That's very very close to the experiences I've had, though longer and more drawn out, over the past several years. I can only gropingly describe how I feel about the possibility of a higher purpose/reality/consciousness than mine, yet somehow deeply implicated with my own purpose/reality/consciousness, and I always end up with vague and unsatisfying things like
>Somehow "faith in something higher," and in a union and communion with that something, is inherently built into the conditions of the possibility of being a freely acting, freely choosing, self-creating soul, by definition and necessarily
>Somehow "putting oneself in the service of the Good," or of its realisation, even if one doesn't yet know what the Good is, is not just an ethical-psychological possibility but an existential modality

I read in Pascal recently that only the misinformed (i.e., they've been misled by Christians who themselves don't understand) think that faith in God or in Christ is easy. If it's easy, it's not faith. The point of faith is almost like a perpetual initiation, something always just beyond one's reach that makes one reach for it and thereby transform and expand one's reach and one's whole self.

This sort of thinking, for me, clicks nicely into a lot of the "secular" (or, at least, non-Christian "spiritual") philosophy of the last two hundred years, which is all more or less founded on the Germans' conceptual articulation (or discovery?) of the idea of GROUNDS of the possibility of thinking certain things, and therefore the idea that not just thoughts but the grounds of possibility of thoughts might be changed altogether.

But I also try not to be seduced too much by how well this meshes with faith, because a lot of theology I've run into seems to be overly self-satisfied with operationalising a secularised kind of faith as a form of epistemological exercise or post-positivist thought experiment. I think grace, and maybe Christ, must actually be important in a sense that goes far beyond being a pleasant echo of recent philosophy of science.

I've also run into similar problems with many esoteric or neo-theological discourses. There is something just too tidy about process philosophy or Altizer, or many other systems that have a neat little metaphysic of how we are building or re-rebuilding God in the world. Somehow, I think this is still the un-transformed discursive intellect, presuming to reduce God to its level while thinking it has raised itself to God's level. Similar problem with all the idealist Naturphilosophs.

I would recommend William James on the Varieties of Religious Experience to anybody, and various other places where he talks about radically different conceptions of consciousness and how we really ought to suspend judgment about the nature of reality (noumenon) and ourselves (phenomenon). But James, at best, gets you a "hopeful, future-oriented mysticism," another kind of too-tidy metaphysics of faith like I just described.

>> No.11070671

>>11070643
So tldr, I think all this is valuable as propaedutic, but I am not sure to WHAT.

Also I am suspicious of traditionalists and hermeticists for the exact same reasons. All these people who re-dream Neoplatonist emanationism or some kind of neo-gnosticism, to the point that there are now meta-critiques and meta-histories of "modern gnosticism" (Voegelin obviously, more recently O'Regan) as a "deep grammar" of modern metaphysics/epistemology. All too tidy, all to prescriptive: "All is as it ever was; now go meditate."

Same problem with doctrinaire Catholics though. I can no more accept church dogma or myths than I can accept Jung's myths or Eliade's metaphysics or James' proto-Heideggerian metaphysics of authenticity or Rudolf Otto's numinous which epitomises a hundred years of comparative mythology and religionswissenschaft and turns them into a just-so story explaining all human endeavours.

No matter what, everyone seems to take the experience described by the OP - which really has to be something more than an "experience," has to be something more like a "tug" into another dimension - and turns it into the kernel of a just-so metaphysical myth for explaining AWAY the universe and the presence of faith and the numinous in that universe, rather than EXPLAINING them.

Exercise requirements:
In the forum post on faith, what did the writer recently read in Pascal?

Data section:
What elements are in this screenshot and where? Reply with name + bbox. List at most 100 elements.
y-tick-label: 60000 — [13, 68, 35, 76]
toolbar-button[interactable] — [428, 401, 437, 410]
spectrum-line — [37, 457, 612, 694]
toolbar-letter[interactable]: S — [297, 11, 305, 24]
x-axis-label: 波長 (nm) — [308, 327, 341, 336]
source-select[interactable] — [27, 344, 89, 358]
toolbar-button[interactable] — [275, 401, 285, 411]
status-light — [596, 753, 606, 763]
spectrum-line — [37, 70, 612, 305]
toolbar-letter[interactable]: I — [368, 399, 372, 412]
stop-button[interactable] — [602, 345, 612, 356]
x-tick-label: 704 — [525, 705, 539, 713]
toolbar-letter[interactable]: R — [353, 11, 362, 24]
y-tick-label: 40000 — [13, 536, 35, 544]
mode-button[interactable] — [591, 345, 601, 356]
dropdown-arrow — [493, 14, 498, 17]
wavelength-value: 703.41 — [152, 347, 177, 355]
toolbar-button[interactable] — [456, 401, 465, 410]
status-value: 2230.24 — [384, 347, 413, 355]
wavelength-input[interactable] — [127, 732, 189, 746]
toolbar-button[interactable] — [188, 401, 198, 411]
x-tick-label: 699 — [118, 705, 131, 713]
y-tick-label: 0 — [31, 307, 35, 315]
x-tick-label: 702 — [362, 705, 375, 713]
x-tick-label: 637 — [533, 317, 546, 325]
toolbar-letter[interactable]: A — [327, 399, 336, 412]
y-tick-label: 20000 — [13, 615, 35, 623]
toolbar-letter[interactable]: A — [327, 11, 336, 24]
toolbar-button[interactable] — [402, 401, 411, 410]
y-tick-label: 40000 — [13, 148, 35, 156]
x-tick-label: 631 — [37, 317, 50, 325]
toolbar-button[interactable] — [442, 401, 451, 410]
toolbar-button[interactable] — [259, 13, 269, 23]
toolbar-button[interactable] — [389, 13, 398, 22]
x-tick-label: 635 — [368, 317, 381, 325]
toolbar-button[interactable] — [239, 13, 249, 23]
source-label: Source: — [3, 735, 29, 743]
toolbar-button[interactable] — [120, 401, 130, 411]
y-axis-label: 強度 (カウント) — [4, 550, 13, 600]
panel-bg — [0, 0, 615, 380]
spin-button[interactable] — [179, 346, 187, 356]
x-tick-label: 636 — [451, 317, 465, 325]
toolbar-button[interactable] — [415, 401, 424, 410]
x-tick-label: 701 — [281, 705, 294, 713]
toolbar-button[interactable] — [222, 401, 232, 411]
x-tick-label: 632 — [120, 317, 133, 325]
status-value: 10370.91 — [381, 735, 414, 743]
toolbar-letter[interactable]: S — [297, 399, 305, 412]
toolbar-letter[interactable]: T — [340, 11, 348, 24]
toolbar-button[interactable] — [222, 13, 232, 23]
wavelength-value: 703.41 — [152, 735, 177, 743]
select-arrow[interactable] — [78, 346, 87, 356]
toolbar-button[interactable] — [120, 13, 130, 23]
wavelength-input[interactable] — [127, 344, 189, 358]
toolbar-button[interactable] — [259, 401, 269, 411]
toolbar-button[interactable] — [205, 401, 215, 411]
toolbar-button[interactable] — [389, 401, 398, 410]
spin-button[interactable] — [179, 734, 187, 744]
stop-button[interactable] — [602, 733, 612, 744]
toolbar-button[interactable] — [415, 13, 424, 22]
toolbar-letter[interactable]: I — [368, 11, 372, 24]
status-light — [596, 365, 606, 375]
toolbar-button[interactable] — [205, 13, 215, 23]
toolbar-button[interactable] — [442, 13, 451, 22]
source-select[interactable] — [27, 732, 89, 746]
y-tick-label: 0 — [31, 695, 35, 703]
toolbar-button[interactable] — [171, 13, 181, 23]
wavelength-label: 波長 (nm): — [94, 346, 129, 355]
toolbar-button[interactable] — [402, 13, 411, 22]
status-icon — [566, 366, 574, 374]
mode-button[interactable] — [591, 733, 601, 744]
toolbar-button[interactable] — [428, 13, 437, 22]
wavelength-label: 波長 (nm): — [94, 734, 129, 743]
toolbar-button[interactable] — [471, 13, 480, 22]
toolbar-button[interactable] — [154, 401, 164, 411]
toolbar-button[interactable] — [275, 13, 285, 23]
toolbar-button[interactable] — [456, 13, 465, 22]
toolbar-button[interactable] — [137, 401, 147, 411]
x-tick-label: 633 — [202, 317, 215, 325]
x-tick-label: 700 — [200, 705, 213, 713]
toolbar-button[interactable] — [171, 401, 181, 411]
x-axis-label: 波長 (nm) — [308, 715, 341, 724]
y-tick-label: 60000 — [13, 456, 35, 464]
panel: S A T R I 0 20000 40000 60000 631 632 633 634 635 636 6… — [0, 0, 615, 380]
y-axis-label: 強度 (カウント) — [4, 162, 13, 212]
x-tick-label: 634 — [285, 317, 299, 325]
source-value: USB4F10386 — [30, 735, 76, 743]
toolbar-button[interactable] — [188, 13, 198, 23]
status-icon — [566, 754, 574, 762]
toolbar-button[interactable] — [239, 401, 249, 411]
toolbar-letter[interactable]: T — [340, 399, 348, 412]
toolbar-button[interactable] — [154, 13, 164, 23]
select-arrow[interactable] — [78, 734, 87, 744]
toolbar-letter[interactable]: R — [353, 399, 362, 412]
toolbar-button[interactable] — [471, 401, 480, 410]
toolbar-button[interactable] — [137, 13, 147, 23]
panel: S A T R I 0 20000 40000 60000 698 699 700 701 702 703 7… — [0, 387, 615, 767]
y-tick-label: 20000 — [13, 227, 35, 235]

Full answer:
Only the misinformed think that faith in God or in Christ is easy.